#### Rows from a figure dataset:
━━━━━━━━━━━━━━━━━━━━
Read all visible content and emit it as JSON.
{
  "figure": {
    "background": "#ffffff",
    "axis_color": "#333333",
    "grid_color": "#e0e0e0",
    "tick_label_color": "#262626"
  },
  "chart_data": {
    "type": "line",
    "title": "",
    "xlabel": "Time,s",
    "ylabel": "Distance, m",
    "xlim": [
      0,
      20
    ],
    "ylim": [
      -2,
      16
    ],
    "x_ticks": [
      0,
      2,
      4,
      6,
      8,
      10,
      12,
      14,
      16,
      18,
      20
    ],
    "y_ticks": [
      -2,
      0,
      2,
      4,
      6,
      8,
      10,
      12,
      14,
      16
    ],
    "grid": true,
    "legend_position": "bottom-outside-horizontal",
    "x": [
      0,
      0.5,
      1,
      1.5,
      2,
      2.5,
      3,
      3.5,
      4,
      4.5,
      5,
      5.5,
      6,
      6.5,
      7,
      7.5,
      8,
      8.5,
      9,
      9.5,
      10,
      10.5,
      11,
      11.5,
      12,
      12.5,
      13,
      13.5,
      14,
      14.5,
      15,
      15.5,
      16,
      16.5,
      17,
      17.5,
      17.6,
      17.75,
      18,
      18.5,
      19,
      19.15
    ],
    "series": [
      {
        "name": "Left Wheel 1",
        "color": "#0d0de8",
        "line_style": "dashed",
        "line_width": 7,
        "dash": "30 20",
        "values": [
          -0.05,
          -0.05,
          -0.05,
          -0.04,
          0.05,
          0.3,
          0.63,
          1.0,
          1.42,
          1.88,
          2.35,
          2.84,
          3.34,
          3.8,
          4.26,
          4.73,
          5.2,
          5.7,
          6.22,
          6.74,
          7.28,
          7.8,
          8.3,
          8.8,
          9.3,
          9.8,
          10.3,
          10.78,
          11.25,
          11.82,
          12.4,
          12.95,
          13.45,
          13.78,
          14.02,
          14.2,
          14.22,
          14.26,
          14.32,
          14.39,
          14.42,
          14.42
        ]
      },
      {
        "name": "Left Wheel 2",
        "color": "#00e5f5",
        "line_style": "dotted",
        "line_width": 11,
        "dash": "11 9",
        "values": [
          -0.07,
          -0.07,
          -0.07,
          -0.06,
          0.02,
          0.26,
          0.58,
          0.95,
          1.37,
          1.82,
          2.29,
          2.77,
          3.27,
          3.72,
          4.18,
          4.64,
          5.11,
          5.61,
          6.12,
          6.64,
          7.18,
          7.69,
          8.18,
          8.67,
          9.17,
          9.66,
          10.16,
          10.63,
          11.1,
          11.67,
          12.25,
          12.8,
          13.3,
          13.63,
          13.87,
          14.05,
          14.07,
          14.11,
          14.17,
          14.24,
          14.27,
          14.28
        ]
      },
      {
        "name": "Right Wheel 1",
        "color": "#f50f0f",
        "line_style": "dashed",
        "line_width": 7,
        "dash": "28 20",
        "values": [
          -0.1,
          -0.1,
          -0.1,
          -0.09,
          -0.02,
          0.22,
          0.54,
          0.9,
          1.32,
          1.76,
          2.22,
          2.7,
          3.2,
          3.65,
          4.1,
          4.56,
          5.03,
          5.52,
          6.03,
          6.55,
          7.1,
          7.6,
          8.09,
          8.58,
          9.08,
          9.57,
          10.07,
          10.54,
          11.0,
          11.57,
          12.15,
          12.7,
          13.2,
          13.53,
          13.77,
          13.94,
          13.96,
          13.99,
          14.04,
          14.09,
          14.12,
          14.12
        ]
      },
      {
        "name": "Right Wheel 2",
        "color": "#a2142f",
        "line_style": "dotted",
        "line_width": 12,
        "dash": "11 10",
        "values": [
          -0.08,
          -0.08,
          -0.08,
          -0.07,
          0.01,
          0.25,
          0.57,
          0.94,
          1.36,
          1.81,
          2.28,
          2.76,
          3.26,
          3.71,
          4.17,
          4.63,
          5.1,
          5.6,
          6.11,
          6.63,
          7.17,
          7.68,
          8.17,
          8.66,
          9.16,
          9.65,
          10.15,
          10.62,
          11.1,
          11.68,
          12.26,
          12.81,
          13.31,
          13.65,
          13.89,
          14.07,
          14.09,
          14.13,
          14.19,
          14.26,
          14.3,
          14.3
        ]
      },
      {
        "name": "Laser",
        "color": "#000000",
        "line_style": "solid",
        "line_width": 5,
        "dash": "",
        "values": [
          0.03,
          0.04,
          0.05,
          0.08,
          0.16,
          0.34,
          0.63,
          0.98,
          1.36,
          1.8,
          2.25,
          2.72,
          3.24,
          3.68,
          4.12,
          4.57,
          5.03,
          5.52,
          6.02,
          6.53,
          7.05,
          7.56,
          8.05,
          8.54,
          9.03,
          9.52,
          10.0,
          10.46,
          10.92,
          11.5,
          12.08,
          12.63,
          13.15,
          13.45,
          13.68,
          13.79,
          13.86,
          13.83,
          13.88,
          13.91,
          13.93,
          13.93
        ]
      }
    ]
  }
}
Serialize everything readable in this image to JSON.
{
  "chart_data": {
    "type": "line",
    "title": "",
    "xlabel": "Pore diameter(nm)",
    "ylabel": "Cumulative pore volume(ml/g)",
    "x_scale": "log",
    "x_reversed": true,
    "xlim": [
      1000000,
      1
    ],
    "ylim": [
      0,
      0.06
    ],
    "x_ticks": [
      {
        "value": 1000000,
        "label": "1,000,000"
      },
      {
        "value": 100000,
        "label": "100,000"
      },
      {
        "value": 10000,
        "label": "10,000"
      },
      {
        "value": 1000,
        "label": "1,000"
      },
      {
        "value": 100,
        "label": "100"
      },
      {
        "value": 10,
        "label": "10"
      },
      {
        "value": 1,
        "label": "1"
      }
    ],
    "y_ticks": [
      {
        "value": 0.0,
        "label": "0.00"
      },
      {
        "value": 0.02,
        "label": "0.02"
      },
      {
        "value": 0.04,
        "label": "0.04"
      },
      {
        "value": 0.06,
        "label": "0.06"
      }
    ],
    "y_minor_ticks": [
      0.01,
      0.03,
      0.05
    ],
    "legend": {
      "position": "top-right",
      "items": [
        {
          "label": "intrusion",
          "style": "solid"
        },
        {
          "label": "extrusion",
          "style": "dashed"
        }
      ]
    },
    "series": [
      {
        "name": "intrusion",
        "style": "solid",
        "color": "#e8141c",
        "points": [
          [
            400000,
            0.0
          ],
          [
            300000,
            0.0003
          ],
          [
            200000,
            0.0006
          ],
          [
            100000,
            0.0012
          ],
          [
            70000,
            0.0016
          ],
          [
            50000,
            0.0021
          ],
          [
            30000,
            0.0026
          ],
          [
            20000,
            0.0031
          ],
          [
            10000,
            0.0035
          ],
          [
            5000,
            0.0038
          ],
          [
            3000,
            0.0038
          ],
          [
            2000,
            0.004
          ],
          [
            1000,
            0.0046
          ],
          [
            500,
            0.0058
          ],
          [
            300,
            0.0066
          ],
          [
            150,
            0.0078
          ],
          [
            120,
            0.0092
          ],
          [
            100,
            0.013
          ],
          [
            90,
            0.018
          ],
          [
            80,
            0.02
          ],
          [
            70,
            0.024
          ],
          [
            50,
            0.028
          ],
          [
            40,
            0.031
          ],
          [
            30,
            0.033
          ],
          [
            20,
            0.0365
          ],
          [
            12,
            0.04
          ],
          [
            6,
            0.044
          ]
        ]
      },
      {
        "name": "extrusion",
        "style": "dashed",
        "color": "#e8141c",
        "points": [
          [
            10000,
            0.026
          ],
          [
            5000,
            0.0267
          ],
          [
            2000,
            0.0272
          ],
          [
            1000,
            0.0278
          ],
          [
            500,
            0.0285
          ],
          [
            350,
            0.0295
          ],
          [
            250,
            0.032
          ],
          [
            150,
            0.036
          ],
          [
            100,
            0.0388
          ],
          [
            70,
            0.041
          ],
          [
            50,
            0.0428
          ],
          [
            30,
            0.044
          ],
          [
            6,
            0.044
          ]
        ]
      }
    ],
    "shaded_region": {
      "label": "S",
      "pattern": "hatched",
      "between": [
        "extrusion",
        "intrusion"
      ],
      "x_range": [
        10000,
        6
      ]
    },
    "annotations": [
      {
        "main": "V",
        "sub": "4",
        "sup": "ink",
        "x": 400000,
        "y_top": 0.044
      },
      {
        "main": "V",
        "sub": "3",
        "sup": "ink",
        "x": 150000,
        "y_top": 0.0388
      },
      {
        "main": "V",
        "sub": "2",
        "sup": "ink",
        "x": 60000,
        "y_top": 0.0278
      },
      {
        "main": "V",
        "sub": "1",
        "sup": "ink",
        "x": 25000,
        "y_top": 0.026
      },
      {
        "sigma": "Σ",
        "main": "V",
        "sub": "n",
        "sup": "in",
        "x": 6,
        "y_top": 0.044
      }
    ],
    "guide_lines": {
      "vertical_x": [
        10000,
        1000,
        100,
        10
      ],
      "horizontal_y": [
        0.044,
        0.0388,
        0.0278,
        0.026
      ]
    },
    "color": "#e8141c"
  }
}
━━━━━━━━━━━━━━━━━━━━
#### To do:
All lines holding the word "name" should be picked out and copied.

#### Response to this exercise:
        "name": "Left Wheel 1",
        "name": "Left Wheel 2",
        "name": "Right Wheel 1",
        "name": "Right Wheel 2",
        "name": "Laser",
        "name": "intrusion",
        "name": "extrusion",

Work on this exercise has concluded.